• **Supplied records**:
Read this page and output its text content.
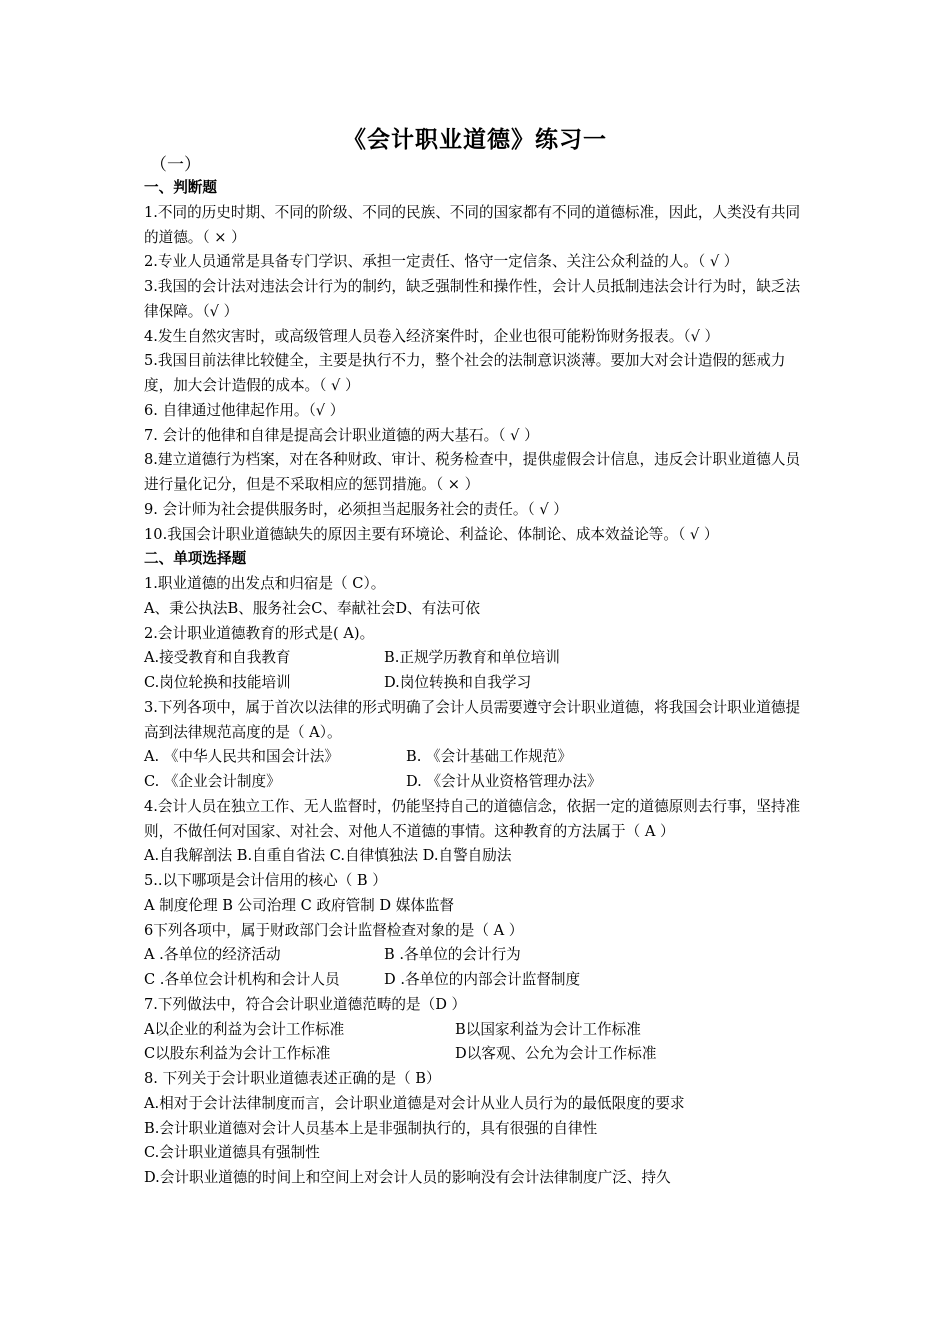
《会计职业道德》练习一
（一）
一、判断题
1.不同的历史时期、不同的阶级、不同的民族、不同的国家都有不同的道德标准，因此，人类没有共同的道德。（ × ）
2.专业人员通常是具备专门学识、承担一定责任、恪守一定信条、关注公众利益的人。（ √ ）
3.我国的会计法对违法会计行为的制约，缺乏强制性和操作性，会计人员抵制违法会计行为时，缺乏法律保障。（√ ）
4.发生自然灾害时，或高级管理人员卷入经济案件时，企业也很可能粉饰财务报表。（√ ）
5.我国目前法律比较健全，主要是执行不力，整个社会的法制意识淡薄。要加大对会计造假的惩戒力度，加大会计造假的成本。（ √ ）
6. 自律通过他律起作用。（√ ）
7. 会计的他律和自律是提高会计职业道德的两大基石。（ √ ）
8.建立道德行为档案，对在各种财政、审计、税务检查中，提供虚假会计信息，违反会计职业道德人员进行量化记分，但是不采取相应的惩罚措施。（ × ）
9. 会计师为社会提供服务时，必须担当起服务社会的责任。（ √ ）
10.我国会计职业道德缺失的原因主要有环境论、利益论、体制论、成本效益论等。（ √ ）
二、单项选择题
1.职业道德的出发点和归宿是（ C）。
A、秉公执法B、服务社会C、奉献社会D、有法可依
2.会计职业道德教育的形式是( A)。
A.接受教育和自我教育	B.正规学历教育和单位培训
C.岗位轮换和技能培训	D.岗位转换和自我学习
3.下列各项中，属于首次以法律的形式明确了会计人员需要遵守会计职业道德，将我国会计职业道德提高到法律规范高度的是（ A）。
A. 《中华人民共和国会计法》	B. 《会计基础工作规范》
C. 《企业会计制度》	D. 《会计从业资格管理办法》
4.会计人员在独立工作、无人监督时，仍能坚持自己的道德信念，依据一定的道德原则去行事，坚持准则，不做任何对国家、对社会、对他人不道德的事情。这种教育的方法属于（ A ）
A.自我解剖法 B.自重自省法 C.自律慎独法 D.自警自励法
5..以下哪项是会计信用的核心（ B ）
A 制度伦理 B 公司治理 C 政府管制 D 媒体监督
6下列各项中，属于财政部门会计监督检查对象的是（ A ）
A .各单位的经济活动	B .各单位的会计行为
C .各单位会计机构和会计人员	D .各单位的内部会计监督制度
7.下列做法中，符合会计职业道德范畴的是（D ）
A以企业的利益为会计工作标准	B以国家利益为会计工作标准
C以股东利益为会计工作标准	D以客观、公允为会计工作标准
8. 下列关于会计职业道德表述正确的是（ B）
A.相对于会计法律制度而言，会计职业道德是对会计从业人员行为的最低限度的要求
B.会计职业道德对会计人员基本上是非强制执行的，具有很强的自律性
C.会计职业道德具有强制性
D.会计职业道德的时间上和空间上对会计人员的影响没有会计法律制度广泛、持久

==

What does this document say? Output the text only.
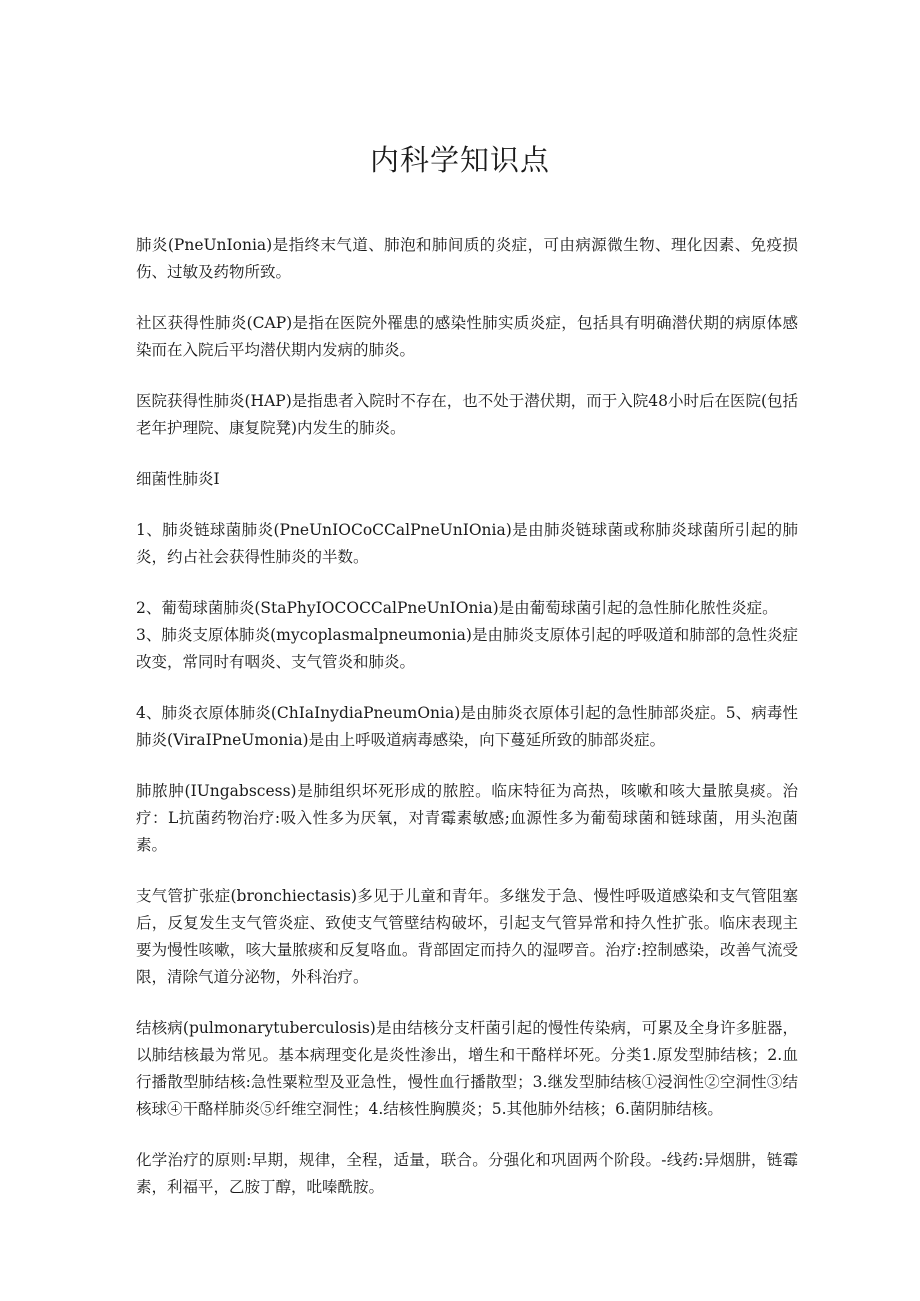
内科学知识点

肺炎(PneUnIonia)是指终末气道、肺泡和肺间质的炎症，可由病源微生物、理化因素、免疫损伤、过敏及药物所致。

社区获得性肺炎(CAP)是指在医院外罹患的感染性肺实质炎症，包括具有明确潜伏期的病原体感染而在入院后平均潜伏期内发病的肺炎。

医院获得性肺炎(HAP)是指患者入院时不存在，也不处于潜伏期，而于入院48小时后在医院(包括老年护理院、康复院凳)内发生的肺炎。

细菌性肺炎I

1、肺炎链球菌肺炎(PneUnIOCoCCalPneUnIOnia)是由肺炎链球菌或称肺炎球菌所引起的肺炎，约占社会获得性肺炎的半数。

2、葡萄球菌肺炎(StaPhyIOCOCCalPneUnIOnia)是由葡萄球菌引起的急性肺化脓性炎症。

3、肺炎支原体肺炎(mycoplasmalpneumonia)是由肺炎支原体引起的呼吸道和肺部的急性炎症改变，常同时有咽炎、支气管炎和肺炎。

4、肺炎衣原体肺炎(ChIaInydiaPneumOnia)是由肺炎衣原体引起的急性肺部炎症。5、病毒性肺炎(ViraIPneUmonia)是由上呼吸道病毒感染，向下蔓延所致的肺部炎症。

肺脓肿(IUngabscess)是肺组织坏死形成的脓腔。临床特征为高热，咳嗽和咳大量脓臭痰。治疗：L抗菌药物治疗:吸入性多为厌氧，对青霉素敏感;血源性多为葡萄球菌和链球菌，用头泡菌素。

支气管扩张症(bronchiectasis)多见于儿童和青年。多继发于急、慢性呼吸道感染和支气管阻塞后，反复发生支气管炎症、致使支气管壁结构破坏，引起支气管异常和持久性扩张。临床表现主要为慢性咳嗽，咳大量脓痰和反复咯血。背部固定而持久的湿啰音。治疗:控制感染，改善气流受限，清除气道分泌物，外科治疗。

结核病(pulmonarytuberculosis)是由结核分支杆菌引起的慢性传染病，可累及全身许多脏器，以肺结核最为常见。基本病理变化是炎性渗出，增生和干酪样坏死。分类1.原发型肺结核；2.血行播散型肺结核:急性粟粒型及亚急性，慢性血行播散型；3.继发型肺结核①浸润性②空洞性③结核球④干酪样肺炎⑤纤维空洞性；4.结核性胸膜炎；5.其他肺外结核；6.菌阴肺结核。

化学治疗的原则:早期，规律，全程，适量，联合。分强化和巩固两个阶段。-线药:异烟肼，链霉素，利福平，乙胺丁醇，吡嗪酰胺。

...

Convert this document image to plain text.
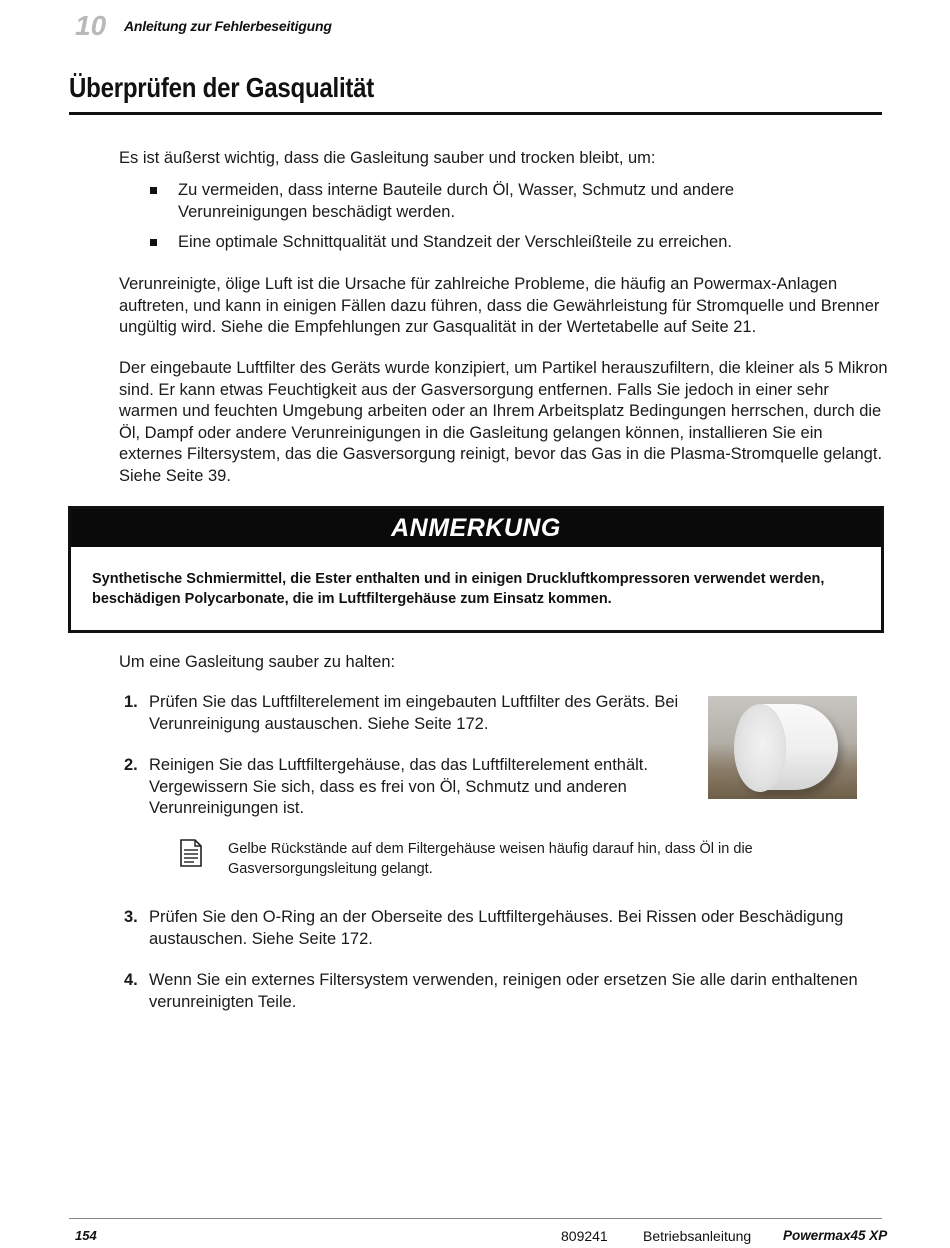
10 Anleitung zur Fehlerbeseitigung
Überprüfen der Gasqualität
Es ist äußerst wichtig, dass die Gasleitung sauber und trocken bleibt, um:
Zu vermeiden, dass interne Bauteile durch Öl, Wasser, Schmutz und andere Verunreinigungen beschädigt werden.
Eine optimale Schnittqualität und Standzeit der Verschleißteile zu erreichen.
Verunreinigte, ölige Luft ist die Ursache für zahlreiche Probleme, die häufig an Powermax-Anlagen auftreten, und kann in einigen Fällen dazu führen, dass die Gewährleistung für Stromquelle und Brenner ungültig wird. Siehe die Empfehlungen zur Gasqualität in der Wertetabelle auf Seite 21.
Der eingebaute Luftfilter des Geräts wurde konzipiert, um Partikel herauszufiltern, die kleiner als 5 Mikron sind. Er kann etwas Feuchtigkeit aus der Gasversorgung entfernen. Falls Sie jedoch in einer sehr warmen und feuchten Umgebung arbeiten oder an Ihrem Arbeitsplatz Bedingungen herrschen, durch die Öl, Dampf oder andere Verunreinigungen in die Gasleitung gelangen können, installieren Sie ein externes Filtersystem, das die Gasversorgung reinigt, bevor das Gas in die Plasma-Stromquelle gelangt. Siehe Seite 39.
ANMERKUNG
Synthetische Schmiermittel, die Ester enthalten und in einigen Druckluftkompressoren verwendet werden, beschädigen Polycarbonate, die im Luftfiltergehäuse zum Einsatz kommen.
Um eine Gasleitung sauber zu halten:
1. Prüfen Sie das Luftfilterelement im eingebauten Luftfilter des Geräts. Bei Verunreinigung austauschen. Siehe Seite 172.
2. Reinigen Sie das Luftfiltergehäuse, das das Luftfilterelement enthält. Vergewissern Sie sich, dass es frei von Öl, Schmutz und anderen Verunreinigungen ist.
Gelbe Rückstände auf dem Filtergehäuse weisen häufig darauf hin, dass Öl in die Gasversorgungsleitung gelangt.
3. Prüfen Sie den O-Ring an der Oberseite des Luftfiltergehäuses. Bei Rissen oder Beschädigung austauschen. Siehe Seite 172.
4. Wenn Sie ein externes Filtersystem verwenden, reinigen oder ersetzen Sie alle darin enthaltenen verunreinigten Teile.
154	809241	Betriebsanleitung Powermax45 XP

• **Aim**: Look through the data above. Each line containing the word "dass" needs to be copied.

• **The output**:
Es ist äußerst wichtig, dass die Gasleitung sauber und trocken bleibt, um:
Zu vermeiden, dass interne Bauteile durch Öl, Wasser, Schmutz und andere Verunreinigungen beschädigt werden.
Verunreinigte, ölige Luft ist die Ursache für zahlreiche Probleme, die häufig an Powermax-Anlagen auftreten, und kann in einigen Fällen dazu führen, dass die Gewährleistung für Stromquelle und Brenner ungültig wird. Siehe die Empfehlungen zur Gasqualität in der Wertetabelle auf Seite 21.
2. Reinigen Sie das Luftfiltergehäuse, das das Luftfilterelement enthält. Vergewissern Sie sich, dass es frei von Öl, Schmutz und anderen Verunreinigungen ist.
Gelbe Rückstände auf dem Filtergehäuse weisen häufig darauf hin, dass Öl in die Gasversorgungsleitung gelangt.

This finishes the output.